EXERCISE DESCRIPTION =>
Among the entries below, find the lines with "changed" and copy them.

MATERIAL SHOWN =>
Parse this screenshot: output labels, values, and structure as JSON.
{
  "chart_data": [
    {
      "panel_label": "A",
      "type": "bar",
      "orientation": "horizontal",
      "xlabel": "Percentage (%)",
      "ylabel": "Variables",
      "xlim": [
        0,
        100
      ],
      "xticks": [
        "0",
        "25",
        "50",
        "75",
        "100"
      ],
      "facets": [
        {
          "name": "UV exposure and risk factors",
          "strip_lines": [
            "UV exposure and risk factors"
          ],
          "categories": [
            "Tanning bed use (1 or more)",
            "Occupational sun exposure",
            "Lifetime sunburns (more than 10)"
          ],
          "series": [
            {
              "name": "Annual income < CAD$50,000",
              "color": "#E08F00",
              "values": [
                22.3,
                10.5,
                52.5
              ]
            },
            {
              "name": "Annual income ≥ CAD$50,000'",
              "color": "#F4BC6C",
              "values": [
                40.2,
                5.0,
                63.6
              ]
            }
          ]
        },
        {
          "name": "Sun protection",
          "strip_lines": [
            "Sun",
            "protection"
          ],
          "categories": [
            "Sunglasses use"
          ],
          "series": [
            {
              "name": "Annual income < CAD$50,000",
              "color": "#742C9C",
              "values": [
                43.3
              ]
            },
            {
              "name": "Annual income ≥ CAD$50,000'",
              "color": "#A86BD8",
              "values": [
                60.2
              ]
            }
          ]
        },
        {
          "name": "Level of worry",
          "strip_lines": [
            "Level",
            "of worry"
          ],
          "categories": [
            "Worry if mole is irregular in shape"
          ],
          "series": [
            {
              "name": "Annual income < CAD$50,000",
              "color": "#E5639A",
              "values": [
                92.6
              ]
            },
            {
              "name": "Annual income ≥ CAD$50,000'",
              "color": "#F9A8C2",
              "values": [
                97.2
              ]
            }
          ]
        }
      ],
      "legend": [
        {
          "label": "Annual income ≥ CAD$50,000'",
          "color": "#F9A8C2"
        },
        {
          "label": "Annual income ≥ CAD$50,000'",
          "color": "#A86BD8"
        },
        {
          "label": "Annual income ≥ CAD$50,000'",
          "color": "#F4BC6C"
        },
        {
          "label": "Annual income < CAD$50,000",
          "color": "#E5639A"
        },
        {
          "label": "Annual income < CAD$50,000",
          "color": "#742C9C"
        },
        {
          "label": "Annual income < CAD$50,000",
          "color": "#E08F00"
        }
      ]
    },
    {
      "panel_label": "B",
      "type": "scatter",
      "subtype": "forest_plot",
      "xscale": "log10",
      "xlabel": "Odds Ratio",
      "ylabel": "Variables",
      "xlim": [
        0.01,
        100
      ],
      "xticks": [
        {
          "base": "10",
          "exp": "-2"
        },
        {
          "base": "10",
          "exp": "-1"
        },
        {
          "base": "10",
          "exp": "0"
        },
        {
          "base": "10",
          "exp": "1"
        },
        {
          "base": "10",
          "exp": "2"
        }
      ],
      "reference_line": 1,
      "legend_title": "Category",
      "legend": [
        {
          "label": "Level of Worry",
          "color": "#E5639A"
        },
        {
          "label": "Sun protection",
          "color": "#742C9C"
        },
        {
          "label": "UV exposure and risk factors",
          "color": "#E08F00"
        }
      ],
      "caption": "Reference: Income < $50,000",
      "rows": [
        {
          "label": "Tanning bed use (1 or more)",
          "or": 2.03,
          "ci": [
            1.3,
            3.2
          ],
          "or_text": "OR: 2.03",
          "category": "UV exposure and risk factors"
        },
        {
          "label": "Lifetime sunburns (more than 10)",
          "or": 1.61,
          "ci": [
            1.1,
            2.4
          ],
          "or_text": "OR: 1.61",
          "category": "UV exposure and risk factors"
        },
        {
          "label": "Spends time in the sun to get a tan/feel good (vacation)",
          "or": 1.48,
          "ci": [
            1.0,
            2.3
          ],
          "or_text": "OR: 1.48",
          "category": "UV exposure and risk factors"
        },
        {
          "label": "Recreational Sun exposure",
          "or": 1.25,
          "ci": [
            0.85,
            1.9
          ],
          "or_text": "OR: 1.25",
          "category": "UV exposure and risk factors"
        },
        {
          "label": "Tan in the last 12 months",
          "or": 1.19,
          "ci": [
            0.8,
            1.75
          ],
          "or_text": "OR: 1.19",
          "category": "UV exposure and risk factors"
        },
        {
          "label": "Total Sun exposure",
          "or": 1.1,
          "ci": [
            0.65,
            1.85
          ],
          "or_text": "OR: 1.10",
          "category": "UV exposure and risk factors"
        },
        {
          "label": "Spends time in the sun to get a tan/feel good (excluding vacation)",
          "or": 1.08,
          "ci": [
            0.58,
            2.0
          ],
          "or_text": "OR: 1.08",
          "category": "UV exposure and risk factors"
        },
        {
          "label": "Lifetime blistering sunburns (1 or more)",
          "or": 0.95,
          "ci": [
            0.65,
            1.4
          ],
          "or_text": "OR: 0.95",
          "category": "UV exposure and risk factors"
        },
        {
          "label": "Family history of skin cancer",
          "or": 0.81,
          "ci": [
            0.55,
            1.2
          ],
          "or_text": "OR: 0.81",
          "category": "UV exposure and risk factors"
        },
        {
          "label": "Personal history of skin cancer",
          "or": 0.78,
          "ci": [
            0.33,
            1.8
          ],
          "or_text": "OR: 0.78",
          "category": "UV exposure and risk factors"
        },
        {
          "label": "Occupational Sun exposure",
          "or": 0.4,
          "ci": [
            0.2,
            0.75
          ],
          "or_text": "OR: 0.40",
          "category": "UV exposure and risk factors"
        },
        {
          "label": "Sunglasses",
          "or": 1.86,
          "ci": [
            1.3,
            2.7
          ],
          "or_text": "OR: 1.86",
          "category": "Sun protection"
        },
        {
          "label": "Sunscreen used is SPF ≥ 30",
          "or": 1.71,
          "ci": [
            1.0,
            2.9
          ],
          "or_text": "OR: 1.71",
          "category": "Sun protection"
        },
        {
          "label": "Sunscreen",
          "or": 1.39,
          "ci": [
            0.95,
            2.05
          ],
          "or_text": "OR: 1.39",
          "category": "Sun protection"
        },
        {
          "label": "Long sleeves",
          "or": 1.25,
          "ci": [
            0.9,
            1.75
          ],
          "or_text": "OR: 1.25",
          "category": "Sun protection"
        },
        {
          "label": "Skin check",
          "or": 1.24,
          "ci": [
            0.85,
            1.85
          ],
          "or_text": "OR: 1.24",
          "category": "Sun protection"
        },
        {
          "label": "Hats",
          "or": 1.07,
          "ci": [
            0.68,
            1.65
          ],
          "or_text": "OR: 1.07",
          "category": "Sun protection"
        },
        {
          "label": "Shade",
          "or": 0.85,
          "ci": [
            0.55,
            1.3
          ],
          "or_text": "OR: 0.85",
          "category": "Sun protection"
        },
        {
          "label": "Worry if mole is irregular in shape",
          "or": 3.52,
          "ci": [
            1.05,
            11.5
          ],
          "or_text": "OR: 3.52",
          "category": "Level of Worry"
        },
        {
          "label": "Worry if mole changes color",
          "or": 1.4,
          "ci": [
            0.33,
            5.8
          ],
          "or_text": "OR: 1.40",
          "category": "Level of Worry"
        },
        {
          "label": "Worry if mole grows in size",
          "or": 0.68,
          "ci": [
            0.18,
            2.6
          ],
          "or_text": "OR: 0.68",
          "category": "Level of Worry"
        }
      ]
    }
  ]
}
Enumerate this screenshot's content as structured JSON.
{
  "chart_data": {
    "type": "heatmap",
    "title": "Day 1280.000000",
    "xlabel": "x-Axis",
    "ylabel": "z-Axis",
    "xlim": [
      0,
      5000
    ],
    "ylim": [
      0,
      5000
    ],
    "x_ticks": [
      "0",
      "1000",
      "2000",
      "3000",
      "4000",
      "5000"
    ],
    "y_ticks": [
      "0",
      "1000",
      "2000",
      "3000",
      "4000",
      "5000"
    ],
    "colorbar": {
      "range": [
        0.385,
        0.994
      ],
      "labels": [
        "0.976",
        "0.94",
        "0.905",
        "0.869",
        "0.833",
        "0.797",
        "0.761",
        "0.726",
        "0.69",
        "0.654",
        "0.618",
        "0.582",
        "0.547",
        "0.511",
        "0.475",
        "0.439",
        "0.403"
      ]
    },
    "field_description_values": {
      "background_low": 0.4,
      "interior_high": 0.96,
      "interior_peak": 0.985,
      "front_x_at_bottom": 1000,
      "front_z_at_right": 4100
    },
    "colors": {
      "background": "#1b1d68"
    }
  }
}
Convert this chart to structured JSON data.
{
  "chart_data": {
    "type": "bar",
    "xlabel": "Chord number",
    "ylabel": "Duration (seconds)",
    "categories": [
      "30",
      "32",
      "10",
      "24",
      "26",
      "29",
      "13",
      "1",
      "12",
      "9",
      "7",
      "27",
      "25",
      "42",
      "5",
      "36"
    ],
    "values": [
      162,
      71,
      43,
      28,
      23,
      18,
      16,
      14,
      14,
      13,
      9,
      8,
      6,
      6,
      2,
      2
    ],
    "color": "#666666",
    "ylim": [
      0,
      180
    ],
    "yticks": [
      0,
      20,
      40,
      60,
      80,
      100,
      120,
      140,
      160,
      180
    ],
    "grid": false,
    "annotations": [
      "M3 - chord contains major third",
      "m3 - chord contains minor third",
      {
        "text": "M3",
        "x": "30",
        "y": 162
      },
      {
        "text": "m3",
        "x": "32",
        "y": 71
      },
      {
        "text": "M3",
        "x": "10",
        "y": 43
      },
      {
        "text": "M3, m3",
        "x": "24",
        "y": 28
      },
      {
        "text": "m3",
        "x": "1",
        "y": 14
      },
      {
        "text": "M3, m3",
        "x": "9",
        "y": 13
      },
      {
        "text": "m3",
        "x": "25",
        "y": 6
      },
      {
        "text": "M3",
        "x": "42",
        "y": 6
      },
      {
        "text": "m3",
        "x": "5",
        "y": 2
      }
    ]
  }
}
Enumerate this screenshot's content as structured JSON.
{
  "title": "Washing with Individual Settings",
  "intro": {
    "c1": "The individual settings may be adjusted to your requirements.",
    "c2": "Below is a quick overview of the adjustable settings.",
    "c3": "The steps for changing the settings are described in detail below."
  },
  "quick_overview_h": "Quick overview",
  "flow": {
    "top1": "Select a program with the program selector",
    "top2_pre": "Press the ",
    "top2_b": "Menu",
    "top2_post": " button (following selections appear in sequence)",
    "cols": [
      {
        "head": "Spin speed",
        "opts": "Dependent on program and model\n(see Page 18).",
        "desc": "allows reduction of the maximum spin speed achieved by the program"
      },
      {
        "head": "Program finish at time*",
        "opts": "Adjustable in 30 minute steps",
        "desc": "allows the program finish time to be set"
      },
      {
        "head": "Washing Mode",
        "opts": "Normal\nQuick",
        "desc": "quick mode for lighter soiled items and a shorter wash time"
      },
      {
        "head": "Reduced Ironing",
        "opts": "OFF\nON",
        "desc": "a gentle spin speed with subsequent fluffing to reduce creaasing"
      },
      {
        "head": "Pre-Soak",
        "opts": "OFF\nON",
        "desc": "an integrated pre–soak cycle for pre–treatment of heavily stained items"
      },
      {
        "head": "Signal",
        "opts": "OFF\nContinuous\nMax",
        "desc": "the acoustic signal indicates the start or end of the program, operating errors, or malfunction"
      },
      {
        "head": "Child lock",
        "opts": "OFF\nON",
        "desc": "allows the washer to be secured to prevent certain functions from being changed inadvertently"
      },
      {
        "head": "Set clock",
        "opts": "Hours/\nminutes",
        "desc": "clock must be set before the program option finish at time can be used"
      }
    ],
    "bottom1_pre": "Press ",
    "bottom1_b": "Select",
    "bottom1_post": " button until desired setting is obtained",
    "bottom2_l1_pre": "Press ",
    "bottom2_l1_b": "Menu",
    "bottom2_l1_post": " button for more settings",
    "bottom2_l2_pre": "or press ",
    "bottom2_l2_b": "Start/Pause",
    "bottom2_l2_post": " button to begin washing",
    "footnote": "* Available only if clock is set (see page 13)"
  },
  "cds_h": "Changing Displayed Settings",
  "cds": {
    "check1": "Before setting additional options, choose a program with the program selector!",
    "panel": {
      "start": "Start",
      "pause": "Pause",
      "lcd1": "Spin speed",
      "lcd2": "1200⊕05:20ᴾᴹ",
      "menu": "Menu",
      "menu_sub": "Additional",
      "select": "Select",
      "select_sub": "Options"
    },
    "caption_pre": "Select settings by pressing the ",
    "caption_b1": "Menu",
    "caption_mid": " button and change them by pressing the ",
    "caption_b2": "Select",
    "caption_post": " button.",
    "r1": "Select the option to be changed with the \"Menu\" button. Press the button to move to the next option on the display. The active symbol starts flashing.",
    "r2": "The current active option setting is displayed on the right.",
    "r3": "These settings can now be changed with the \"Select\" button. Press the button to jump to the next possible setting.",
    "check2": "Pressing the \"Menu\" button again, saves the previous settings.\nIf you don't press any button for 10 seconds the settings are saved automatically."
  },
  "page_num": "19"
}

RESPONSE =>
        "desc": "allows the washer to be secured to prevent certain functions from being changed inadvertently"
    "r1": "Select the option to be changed with the \"Menu\" button. Press the button to move to the next option on the display. The active symbol starts flashing.",
    "r3": "These settings can now be changed with the \"Select\" button. Press the button to jump to the next possible setting.",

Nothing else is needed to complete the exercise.